## Exercise prompt
Read the records below. Copy each line where the string "start" occurs.

══════

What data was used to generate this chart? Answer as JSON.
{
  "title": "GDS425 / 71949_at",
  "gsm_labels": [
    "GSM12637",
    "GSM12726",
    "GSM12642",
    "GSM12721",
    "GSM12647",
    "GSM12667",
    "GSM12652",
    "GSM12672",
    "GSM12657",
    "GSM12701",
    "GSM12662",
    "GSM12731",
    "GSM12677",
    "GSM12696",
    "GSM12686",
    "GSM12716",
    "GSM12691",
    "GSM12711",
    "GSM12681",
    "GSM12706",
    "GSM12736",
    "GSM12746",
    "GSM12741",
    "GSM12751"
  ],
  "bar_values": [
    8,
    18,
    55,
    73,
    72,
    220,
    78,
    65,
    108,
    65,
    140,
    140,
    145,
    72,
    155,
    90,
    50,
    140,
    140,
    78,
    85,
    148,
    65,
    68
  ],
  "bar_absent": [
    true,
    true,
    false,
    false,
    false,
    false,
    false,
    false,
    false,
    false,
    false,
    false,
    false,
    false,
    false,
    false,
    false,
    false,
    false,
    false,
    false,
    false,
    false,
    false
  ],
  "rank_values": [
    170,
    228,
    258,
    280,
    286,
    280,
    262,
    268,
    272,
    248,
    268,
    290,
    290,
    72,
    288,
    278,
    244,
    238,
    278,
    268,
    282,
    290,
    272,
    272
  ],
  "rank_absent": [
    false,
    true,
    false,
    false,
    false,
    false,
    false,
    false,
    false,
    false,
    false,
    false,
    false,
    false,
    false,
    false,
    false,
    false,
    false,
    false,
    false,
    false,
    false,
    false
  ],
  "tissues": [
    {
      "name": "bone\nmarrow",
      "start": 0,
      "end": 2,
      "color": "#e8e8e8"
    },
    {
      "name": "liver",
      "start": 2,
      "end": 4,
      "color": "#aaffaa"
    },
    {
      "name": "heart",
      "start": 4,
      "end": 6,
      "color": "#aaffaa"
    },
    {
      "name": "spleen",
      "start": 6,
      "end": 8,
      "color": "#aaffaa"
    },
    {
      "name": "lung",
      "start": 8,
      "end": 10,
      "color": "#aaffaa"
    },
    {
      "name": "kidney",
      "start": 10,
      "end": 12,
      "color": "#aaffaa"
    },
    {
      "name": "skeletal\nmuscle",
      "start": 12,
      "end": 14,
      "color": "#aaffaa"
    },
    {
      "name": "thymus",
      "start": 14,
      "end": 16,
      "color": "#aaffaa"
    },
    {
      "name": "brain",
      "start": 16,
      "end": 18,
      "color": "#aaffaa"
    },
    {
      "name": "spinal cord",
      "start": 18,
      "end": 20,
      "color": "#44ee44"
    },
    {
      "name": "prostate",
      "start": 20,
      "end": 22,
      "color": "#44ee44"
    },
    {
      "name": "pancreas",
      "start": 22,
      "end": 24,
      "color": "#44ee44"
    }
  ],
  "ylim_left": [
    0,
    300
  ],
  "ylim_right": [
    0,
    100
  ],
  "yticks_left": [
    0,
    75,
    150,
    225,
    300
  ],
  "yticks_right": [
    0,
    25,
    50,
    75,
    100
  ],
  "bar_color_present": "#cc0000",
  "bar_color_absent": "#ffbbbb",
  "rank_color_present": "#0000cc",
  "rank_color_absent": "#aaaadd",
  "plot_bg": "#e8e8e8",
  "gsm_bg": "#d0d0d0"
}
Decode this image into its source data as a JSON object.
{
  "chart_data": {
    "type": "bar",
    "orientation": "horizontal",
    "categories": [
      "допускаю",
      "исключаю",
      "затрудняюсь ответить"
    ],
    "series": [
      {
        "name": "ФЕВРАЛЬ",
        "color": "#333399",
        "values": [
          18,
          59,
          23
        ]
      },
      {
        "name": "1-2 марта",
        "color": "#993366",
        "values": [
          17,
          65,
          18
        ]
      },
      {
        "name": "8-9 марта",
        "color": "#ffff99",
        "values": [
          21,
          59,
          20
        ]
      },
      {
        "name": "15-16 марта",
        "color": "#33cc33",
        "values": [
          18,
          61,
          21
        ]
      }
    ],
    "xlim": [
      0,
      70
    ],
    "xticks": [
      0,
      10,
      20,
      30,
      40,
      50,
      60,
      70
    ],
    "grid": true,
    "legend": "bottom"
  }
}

══════

## Written response
      "start": 0,
      "start": 2,
      "start": 4,
      "start": 6,
      "start": 8,
      "start": 10,
      "start": 12,
      "start": 14,
      "start": 16,
      "start": 18,
      "start": 20,
      "start": 22,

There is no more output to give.